SOURCE MATERIAL:
►

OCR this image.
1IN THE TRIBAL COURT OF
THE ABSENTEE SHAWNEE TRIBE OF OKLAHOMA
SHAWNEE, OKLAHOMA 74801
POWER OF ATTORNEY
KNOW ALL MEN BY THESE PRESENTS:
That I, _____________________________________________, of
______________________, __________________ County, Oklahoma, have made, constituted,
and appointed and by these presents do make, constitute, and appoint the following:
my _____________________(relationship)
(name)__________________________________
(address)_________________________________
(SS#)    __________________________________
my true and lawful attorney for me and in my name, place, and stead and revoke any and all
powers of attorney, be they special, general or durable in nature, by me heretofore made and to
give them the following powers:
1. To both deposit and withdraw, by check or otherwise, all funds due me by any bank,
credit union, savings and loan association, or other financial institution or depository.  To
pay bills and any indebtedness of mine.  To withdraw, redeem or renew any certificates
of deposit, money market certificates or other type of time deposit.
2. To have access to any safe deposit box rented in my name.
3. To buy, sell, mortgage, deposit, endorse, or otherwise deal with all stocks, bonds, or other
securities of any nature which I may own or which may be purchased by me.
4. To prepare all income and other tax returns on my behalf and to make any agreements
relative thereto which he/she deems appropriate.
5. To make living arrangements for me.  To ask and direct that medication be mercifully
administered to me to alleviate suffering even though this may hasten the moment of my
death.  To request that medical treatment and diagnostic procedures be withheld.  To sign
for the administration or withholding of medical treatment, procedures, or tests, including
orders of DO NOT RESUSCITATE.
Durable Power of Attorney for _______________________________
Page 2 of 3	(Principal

◄

Scan the lines for the string "medical". Copy out each line that matches.

PROBLEM SOLUTION:
death.  To request that medical treatment and diagnostic procedures be withheld.  To sign
for the administration or withholding of medical treatment, procedures, or tests, including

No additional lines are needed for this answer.